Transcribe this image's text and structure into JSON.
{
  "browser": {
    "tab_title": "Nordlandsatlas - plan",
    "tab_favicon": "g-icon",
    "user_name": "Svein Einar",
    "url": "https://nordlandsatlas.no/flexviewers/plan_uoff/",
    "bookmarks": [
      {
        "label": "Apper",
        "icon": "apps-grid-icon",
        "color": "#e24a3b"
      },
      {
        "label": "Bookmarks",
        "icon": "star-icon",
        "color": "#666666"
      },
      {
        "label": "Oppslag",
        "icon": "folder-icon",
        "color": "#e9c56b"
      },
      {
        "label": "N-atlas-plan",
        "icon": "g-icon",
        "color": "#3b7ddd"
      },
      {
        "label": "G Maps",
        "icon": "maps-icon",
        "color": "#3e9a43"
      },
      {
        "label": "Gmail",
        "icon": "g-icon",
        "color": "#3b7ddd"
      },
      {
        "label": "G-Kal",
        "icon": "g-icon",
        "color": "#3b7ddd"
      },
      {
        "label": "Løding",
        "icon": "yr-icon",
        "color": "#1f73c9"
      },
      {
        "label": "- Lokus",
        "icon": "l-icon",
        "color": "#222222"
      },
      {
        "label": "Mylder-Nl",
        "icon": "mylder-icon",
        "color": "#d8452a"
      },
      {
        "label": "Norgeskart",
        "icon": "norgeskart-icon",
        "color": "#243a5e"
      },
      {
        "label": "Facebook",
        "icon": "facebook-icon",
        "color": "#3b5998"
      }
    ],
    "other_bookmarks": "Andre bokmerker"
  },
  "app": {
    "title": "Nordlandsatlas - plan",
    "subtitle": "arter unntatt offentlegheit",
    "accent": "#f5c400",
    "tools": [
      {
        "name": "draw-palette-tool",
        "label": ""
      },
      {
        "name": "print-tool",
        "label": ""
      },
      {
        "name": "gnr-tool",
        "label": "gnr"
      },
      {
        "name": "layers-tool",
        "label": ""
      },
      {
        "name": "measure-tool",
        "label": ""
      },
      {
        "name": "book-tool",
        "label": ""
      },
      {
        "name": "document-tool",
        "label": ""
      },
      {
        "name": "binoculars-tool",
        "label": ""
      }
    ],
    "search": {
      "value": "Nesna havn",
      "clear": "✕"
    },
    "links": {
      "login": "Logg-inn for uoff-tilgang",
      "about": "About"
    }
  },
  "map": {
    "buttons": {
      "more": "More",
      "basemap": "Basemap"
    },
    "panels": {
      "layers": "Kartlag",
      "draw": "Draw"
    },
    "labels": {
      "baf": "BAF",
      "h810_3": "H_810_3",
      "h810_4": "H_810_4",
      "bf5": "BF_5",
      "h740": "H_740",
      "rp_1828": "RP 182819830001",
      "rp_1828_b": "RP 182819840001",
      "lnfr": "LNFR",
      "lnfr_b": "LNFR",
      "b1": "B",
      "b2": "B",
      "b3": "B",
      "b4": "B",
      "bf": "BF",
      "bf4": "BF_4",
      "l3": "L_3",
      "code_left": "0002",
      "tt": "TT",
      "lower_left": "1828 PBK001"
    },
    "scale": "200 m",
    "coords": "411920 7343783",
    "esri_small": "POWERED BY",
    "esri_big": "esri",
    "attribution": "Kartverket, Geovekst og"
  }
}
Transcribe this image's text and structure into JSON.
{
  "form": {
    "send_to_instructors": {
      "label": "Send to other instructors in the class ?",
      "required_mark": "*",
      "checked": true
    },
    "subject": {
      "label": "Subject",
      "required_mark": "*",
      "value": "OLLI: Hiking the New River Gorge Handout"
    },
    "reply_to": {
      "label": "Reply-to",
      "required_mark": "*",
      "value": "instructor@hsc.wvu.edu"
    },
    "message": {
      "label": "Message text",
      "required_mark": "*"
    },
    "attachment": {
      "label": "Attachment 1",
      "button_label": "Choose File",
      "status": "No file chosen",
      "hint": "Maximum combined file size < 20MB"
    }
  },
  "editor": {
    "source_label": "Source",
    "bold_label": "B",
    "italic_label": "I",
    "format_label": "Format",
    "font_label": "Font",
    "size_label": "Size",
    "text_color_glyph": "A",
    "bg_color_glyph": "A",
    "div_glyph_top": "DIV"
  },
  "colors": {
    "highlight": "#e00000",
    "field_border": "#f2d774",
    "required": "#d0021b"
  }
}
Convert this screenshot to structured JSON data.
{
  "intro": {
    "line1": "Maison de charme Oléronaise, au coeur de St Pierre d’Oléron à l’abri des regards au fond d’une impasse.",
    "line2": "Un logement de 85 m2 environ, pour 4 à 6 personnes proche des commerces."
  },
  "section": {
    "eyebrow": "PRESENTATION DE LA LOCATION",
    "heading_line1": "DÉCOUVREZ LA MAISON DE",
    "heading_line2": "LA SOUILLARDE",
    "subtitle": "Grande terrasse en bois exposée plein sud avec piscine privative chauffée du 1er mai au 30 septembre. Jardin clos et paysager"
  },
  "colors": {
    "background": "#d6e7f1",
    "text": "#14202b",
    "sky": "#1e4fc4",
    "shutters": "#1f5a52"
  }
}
******************************
Extract the full listing and reproduce each line exactly.

Transcribe this image's text and structure into JSON.
{
  "browser": {
    "tab_title": "Nordlandsatlas - plan",
    "tab_favicon": "g-icon",
    "user_name": "Svein Einar",
    "url": "https://nordlandsatlas.no/flexviewers/plan_uoff/",
    "bookmarks": [
      {
        "label": "Apper",
        "icon": "apps-grid-icon",
        "color": "#e24a3b"
      },
      {
        "label": "Bookmarks",
        "icon": "star-icon",
        "color": "#666666"
      },
      {
        "label": "Oppslag",
        "icon": "folder-icon",
        "color": "#e9c56b"
      },
      {
        "label": "N-atlas-plan",
        "icon": "g-icon",
        "color": "#3b7ddd"
      },
      {
        "label": "G Maps",
        "icon": "maps-icon",
        "color": "#3e9a43"
      },
      {
        "label": "Gmail",
        "icon": "g-icon",
        "color": "#3b7ddd"
      },
      {
        "label": "G-Kal",
        "icon": "g-icon",
        "color": "#3b7ddd"
      },
      {
        "label": "Løding",
        "icon": "yr-icon",
        "color": "#1f73c9"
      },
      {
        "label": "- Lokus",
        "icon": "l-icon",
        "color": "#222222"
      },
      {
        "label": "Mylder-Nl",
        "icon": "mylder-icon",
        "color": "#d8452a"
      },
      {
        "label": "Norgeskart",
        "icon": "norgeskart-icon",
        "color": "#243a5e"
      },
      {
        "label": "Facebook",
        "icon": "facebook-icon",
        "color": "#3b5998"
      }
    ],
    "other_bookmarks": "Andre bokmerker"
  },
  "app": {
    "title": "Nordlandsatlas - plan",
    "subtitle": "arter unntatt offentlegheit",
    "accent": "#f5c400",
    "tools": [
      {
        "name": "draw-palette-tool",
        "label": ""
      },
      {
        "name": "print-tool",
        "label": ""
      },
      {
        "name": "gnr-tool",
        "label": "gnr"
      },
      {
        "name": "layers-tool",
        "label": ""
      },
      {
        "name": "measure-tool",
        "label": ""
      },
      {
        "name": "book-tool",
        "label": ""
      },
      {
        "name": "document-tool",
        "label": ""
      },
      {
        "name": "binoculars-tool",
        "label": ""
      }
    ],
    "search": {
      "value": "Nesna havn",
      "clear": "✕"
    },
    "links": {
      "login": "Logg-inn for uoff-tilgang",
      "about": "About"
    }
  },
  "map": {
    "buttons": {
      "more": "More",
      "basemap": "Basemap"
    },
    "panels": {
      "layers": "Kartlag",
      "draw": "Draw"
    },
    "labels": {
      "baf": "BAF",
      "h810_3": "H_810_3",
      "h810_4": "H_810_4",
      "bf5": "BF_5",
      "h740": "H_740",
      "rp_1828": "RP 182819830001",
      "rp_1828_b": "RP 182819840001",
      "lnfr": "LNFR",
      "lnfr_b": "LNFR",
      "b1": "B",
      "b2": "B",
      "b3": "B",
      "b4": "B",
      "bf": "BF",
      "bf4": "BF_4",
      "l3": "L_3",
      "code_left": "0002",
      "tt": "TT",
      "lower_left": "1828 PBK001"
    },
    "scale": "200 m",
    "coords": "411920 7343783",
    "esri_small": "POWERED BY",
    "esri_big": "esri",
    "attribution": "Kartverket, Geovekst og"
  }
}
Transcribe this image's text and structure into JSON.
{
  "form": {
    "send_to_instructors": {
      "label": "Send to other instructors in the class ?",
      "required_mark": "*",
      "checked": true
    },
    "subject": {
      "label": "Subject",
      "required_mark": "*",
      "value": "OLLI: Hiking the New River Gorge Handout"
    },
    "reply_to": {
      "label": "Reply-to",
      "required_mark": "*",
      "value": "instructor@hsc.wvu.edu"
    },
    "message": {
      "label": "Message text",
      "required_mark": "*"
    },
    "attachment": {
      "label": "Attachment 1",
      "button_label": "Choose File",
      "status": "No file chosen",
      "hint": "Maximum combined file size < 20MB"
    }
  },
  "editor": {
    "source_label": "Source",
    "bold_label": "B",
    "italic_label": "I",
    "format_label": "Format",
    "font_label": "Font",
    "size_label": "Size",
    "text_color_glyph": "A",
    "bg_color_glyph": "A",
    "div_glyph_top": "DIV"
  },
  "colors": {
    "highlight": "#e00000",
    "field_border": "#f2d774",
    "required": "#d0021b"
  }
}
Convert this screenshot to structured JSON data.
{
  "intro": {
    "line1": "Maison de charme Oléronaise, au coeur de St Pierre d’Oléron à l’abri des regards au fond d’une impasse.",
    "line2": "Un logement de 85 m2 environ, pour 4 à 6 personnes proche des commerces."
  },
  "section": {
    "eyebrow": "PRESENTATION DE LA LOCATION",
    "heading_line1": "DÉCOUVREZ LA MAISON DE",
    "heading_line2": "LA SOUILLARDE",
    "subtitle": "Grande terrasse en bois exposée plein sud avec piscine privative chauffée du 1er mai au 30 septembre. Jardin clos et paysager"
  },
  "colors": {
    "background": "#d6e7f1",
    "text": "#14202b",
    "sky": "#1e4fc4",
    "shutters": "#1f5a52"
  }
}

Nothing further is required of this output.